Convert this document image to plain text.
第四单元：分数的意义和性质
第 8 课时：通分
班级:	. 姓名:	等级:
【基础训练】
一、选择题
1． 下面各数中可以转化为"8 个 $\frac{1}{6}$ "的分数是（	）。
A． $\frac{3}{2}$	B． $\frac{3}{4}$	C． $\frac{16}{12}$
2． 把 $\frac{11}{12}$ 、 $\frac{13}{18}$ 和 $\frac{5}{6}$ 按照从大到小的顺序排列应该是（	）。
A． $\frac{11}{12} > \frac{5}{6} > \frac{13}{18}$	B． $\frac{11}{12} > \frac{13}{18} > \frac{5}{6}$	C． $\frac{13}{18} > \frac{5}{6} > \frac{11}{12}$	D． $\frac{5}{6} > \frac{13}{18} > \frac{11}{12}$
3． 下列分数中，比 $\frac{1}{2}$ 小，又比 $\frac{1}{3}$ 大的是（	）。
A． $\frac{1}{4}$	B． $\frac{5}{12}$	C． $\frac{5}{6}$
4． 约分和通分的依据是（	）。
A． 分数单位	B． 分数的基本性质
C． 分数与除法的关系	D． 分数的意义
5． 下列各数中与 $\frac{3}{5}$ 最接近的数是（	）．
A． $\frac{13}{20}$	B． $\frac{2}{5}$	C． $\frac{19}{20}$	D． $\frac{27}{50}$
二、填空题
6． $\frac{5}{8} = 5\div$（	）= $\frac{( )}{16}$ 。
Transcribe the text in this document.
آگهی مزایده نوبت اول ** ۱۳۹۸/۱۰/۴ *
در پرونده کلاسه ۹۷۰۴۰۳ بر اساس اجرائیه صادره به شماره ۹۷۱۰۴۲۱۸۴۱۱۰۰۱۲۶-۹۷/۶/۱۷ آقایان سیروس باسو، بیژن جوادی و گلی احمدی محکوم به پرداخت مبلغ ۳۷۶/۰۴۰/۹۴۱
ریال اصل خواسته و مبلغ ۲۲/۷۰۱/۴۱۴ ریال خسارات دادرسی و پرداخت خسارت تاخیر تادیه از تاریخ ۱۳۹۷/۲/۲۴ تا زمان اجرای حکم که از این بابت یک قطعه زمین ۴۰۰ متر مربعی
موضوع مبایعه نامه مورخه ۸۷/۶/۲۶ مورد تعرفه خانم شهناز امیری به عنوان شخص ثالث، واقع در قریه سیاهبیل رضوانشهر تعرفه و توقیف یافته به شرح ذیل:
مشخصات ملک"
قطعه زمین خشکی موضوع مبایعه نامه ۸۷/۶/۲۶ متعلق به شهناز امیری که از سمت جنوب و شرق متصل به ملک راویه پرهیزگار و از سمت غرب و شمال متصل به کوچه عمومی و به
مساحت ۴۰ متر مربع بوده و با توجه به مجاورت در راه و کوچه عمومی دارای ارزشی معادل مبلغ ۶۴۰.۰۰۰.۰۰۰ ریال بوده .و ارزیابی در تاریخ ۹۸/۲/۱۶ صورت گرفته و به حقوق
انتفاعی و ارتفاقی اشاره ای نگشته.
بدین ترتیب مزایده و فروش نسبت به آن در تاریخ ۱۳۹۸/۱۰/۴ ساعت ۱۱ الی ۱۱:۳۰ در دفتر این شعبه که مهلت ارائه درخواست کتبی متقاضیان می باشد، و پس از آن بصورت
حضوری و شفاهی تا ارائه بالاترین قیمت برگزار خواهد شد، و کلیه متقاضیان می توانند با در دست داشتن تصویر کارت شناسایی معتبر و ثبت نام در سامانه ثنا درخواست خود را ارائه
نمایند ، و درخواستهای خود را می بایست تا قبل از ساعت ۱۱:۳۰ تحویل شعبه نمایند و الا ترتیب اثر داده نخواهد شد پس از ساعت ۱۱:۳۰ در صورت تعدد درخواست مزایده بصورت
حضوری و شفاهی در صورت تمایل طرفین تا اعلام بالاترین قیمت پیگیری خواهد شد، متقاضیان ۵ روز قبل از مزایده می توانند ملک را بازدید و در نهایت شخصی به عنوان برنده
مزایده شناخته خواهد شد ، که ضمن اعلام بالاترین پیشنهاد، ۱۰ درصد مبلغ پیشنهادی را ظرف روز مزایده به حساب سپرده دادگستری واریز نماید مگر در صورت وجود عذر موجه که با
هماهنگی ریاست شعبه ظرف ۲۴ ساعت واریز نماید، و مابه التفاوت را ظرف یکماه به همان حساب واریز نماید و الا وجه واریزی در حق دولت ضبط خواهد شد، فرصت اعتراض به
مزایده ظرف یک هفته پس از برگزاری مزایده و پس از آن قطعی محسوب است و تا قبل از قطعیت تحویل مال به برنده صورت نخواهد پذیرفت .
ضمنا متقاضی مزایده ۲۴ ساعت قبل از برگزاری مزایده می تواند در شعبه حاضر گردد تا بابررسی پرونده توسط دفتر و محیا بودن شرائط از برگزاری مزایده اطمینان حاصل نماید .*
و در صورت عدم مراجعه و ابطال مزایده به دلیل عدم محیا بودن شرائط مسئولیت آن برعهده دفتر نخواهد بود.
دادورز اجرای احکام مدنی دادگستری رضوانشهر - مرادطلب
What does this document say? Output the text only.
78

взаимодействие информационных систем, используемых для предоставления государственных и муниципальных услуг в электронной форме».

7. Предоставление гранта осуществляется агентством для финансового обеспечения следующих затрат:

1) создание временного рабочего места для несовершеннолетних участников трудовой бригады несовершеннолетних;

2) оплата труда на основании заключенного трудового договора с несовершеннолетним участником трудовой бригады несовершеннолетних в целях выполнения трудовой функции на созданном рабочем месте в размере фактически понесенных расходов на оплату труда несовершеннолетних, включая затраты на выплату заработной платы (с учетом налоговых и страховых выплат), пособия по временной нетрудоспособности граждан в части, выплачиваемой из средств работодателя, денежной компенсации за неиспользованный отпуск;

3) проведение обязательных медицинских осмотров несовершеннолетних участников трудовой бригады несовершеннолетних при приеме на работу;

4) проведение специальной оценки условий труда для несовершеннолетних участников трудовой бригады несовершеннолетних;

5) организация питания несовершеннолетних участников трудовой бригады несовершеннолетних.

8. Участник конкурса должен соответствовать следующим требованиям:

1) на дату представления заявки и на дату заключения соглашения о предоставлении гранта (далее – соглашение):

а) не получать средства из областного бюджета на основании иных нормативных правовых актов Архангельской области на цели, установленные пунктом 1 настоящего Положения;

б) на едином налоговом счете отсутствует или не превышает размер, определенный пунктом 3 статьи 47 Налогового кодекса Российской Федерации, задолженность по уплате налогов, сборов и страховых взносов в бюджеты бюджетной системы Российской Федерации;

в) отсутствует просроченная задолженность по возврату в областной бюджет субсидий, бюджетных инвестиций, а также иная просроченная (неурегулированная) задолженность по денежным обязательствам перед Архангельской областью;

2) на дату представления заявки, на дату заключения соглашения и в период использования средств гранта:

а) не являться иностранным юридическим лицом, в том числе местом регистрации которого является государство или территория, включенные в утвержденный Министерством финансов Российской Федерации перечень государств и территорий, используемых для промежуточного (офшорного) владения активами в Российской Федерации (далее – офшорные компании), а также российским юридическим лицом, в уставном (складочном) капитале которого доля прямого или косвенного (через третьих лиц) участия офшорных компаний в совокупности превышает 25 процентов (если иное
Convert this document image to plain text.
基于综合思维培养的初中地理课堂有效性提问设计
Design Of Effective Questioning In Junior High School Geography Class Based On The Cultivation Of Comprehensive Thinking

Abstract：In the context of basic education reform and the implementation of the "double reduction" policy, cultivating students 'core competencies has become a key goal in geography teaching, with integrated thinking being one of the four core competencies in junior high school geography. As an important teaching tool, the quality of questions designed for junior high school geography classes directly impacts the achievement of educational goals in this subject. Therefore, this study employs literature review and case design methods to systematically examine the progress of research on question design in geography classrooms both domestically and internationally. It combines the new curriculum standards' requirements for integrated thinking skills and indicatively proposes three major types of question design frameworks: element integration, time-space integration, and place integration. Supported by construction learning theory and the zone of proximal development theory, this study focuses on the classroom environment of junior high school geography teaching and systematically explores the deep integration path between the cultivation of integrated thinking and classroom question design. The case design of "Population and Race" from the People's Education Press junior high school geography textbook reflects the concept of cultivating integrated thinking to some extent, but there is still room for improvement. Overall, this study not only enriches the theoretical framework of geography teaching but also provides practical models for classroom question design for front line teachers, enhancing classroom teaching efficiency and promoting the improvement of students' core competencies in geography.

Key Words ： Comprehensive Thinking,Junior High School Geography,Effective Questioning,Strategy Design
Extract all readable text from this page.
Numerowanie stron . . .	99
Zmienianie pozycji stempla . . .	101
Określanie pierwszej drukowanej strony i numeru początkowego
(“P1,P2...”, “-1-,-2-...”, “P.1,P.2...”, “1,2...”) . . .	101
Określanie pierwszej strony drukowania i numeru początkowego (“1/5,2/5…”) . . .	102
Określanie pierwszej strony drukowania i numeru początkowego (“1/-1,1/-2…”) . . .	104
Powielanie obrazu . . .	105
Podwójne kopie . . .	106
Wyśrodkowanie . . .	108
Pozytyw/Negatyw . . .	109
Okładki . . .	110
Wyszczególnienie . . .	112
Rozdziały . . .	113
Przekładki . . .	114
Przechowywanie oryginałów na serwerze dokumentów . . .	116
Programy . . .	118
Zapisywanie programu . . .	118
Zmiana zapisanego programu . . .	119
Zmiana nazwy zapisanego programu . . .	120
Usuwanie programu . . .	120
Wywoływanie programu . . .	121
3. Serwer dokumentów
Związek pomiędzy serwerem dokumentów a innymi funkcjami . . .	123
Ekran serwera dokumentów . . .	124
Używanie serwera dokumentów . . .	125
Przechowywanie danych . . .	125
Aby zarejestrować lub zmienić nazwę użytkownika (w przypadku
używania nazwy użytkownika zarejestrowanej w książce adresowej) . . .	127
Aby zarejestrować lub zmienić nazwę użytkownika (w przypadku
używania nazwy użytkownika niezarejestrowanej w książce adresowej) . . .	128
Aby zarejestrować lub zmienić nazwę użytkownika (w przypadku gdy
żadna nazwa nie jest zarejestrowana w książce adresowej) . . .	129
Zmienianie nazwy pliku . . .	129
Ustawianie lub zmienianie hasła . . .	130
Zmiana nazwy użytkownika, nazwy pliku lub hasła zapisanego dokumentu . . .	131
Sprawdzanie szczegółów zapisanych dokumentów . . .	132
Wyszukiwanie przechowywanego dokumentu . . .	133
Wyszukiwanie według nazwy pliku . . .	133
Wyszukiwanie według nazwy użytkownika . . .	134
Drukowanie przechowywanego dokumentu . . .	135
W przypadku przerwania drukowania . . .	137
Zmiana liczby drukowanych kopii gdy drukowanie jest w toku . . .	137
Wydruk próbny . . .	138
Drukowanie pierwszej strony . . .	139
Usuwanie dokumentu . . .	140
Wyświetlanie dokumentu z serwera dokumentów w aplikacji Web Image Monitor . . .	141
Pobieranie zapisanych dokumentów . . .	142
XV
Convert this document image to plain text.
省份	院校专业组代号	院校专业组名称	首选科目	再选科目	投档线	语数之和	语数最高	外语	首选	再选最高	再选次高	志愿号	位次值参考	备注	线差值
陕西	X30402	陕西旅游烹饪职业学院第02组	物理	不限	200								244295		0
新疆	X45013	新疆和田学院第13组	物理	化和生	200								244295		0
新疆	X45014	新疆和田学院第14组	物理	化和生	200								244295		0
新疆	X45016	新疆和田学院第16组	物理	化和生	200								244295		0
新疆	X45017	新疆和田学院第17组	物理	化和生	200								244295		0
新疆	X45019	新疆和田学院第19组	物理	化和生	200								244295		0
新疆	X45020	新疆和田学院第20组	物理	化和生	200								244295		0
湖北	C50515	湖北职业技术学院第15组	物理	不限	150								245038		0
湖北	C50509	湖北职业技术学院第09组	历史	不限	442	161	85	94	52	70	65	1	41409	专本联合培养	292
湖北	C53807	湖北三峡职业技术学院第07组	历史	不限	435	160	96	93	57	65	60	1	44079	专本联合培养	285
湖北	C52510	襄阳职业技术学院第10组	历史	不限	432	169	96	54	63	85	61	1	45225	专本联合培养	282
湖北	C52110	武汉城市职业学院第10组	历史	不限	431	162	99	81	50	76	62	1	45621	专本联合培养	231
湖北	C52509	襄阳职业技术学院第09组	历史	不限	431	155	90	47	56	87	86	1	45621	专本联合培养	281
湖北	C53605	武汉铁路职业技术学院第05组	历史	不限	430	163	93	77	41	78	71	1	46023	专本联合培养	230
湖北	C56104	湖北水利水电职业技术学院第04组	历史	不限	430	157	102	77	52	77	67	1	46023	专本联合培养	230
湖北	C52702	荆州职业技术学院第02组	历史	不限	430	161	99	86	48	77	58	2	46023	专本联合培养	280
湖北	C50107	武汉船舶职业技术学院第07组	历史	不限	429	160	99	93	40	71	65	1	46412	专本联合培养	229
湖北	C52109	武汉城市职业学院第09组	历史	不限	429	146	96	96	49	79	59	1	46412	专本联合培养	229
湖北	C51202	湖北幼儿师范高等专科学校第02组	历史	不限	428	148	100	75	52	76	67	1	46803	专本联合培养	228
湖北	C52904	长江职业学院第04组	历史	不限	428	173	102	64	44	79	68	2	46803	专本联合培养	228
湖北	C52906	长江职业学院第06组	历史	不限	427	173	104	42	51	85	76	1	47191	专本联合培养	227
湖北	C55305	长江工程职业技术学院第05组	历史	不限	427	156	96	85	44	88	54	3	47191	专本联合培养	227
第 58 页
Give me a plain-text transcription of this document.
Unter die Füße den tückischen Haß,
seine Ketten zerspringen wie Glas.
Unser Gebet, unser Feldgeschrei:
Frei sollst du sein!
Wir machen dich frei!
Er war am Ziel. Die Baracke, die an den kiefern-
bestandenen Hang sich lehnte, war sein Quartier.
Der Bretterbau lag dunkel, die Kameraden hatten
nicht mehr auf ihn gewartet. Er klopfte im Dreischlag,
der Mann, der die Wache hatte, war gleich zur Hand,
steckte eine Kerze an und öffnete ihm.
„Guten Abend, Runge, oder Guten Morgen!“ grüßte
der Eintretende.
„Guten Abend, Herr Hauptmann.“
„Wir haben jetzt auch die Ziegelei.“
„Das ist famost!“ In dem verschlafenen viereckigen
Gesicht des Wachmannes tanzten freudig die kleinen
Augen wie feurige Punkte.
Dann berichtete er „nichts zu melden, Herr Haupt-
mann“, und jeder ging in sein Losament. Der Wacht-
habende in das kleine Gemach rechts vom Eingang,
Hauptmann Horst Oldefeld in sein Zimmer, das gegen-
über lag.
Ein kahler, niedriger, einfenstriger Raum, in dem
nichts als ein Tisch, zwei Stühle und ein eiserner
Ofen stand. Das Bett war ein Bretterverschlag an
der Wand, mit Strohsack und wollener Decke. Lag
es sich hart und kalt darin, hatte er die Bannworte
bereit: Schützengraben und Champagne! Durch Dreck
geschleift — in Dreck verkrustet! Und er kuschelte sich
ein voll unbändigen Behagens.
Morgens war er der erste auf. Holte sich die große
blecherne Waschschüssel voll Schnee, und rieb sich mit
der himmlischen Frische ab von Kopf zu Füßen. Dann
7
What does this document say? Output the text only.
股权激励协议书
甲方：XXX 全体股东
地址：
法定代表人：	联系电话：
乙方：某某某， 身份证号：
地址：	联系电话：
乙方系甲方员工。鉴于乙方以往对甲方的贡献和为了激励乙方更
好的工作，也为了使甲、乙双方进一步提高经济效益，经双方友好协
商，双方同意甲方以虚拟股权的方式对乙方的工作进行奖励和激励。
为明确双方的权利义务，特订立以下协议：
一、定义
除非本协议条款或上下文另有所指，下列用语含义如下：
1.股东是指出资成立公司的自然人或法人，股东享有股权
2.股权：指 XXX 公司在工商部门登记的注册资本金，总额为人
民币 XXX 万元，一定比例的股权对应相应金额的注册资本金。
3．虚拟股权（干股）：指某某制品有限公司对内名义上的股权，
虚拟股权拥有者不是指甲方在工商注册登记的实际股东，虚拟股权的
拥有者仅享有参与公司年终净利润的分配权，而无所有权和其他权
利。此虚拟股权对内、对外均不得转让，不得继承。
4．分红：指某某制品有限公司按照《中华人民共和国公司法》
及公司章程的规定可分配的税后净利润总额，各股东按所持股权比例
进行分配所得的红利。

* * *

In the entries above, find every line holding the word "ساعت" and copy it out.

> **TASK ANSWER**
بدین ترتیب مزایده و فروش نسبت به آن در تاریخ ۱۳۹۸/۱۰/۴ ساعت ۱۱ الی ۱۱:۳۰ در دفتر این شعبه که مهلت ارائه درخواست کتبی متقاضیان می باشد، و پس از آن بصورت
نمایند ، و درخواستهای خود را می بایست تا قبل از ساعت ۱۱:۳۰ تحویل شعبه نمایند و الا ترتیب اثر داده نخواهد شد پس از ساعت ۱۱:۳۰ در صورت تعدد درخواست مزایده بصورت
هماهنگی ریاست شعبه ظرف ۲۴ ساعت واریز نماید، و مابه التفاوت را ظرف یکماه به همان حساب واریز نماید و الا وجه واریزی در حق دولت ضبط خواهد شد، فرصت اعتراض به
ضمنا متقاضی مزایده ۲۴ ساعت قبل از برگزاری مزایده می تواند در شعبه حاضر گردد تا بابررسی پرونده توسط دفتر و محیا بودن شرائط از برگزاری مزایده اطمینان حاصل نماید .*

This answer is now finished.